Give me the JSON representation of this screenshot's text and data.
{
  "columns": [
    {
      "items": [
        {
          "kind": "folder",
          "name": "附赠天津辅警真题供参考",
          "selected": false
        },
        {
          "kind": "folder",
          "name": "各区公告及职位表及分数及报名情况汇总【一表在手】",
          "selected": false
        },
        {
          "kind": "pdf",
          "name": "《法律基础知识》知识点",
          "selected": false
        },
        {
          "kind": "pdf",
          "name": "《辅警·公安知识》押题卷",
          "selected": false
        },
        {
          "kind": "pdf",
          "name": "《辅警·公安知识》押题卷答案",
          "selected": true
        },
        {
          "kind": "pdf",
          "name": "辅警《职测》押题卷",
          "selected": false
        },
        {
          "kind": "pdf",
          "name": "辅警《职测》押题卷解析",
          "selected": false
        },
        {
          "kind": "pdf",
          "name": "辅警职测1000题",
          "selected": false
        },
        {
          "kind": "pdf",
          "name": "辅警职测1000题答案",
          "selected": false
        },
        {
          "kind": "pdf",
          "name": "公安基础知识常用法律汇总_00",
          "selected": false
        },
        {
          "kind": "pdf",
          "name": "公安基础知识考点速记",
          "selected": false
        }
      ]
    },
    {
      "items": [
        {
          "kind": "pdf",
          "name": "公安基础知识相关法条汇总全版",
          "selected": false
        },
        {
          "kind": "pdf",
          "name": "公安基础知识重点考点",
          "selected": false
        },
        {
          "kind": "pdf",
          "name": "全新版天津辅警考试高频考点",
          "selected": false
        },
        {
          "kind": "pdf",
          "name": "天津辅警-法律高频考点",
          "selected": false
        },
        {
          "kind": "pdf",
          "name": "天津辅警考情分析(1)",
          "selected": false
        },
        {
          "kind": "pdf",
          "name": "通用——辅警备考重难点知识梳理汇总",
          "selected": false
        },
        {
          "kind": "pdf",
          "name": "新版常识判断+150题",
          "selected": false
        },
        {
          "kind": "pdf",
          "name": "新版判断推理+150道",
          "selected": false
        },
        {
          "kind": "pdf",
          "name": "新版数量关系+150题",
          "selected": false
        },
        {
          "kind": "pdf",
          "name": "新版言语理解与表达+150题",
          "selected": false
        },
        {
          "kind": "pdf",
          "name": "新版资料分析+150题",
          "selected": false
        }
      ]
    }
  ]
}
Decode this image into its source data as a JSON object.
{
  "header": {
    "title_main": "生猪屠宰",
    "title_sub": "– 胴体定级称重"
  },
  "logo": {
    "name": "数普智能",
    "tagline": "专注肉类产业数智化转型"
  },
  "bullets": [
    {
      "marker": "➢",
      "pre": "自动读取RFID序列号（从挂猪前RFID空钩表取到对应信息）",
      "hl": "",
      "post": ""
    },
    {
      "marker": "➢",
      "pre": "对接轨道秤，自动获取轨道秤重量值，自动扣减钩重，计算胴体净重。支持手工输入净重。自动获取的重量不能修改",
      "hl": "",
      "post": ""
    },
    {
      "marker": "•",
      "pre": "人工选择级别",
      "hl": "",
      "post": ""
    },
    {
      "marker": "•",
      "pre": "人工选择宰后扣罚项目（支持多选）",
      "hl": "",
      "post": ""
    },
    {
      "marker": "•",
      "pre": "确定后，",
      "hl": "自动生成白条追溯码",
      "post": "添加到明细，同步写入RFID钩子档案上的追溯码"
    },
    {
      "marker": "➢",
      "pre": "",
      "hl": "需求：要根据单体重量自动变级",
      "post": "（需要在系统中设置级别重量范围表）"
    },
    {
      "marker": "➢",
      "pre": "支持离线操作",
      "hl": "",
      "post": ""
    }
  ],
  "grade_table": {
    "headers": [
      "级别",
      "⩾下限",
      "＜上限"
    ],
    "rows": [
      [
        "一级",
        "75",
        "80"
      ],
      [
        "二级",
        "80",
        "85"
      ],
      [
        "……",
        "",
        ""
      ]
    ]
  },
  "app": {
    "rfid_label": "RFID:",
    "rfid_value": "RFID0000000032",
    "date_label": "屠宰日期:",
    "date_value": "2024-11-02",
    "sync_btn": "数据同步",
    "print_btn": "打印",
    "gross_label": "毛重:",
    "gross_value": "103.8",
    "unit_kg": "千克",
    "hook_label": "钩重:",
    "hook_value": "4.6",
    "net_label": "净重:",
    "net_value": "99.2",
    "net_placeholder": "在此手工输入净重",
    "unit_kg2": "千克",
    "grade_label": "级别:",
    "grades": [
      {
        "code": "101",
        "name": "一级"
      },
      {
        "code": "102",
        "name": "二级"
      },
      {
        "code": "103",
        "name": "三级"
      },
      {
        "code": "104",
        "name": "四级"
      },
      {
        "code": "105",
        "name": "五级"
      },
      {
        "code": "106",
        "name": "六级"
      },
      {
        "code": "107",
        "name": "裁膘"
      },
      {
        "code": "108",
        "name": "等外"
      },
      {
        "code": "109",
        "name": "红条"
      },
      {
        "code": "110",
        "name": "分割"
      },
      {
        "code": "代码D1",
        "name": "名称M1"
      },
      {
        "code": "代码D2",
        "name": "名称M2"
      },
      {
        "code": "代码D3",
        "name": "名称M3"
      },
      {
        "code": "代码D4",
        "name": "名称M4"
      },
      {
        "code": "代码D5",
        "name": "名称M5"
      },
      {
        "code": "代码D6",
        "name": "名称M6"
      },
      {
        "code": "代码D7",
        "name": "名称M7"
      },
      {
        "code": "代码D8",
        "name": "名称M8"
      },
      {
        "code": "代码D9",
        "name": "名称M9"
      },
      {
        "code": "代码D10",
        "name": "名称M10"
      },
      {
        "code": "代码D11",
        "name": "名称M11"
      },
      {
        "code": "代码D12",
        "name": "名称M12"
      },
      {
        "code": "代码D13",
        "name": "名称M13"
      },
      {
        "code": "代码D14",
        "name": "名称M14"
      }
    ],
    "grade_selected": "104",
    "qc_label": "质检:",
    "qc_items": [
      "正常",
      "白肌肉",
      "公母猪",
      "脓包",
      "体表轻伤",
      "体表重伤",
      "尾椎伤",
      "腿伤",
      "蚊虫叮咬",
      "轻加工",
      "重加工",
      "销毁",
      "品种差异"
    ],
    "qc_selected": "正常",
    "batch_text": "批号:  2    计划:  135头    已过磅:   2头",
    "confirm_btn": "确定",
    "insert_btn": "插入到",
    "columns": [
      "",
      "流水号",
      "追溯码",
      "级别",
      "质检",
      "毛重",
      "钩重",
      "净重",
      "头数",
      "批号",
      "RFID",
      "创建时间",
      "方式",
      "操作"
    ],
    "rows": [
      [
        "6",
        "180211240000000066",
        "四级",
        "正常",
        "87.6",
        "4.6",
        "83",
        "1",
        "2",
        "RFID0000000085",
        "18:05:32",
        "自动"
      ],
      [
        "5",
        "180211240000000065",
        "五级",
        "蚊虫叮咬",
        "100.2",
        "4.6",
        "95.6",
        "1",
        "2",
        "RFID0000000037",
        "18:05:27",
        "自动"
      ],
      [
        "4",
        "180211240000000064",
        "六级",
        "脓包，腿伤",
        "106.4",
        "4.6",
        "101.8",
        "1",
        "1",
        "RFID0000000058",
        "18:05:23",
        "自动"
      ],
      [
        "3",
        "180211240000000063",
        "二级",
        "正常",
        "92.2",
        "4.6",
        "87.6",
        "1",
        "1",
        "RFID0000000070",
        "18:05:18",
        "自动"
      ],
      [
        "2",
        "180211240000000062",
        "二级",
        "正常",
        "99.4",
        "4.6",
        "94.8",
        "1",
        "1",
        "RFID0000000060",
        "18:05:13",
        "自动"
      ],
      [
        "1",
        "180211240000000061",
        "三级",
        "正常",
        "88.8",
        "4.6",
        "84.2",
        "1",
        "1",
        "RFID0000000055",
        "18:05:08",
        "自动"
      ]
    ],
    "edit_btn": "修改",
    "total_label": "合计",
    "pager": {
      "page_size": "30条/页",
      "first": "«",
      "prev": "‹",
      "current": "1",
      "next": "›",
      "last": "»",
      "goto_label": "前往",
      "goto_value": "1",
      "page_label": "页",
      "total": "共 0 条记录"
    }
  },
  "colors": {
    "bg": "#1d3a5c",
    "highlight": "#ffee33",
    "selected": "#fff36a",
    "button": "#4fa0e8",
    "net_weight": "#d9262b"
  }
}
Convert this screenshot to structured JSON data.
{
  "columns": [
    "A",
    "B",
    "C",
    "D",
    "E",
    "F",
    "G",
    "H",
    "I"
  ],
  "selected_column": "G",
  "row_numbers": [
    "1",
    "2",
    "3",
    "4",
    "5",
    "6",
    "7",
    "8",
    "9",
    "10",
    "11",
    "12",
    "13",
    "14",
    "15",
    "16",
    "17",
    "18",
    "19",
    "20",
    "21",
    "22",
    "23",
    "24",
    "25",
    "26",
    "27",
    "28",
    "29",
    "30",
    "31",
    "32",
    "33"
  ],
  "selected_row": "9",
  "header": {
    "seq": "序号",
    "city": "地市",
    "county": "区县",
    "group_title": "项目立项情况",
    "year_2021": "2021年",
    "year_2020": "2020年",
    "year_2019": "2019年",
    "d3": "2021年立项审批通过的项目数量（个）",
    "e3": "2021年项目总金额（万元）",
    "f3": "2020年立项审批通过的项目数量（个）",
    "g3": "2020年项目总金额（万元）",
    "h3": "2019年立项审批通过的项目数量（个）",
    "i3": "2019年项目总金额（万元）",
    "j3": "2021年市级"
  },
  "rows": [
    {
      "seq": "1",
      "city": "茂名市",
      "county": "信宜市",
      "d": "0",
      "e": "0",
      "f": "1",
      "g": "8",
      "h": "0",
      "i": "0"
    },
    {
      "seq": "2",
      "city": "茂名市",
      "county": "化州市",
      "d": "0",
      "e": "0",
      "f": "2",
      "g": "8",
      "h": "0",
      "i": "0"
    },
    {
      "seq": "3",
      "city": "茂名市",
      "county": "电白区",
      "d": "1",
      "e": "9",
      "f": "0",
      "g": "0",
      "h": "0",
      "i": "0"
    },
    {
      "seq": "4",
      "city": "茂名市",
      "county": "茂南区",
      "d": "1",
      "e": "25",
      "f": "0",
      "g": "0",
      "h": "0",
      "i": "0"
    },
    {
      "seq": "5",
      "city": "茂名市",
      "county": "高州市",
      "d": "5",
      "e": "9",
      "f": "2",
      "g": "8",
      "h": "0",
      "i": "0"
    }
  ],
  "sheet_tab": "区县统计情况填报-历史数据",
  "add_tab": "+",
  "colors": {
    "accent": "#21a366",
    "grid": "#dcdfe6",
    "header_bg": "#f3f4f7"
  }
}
_ _ _ _
→ **Task details**
Find all lines where the word "county" appears. Copy them.

→ **Solution**
    "county": "区县",
      "county": "信宜市",
      "county": "化州市",
      "county": "电白区",
      "county": "茂南区",
      "county": "高州市",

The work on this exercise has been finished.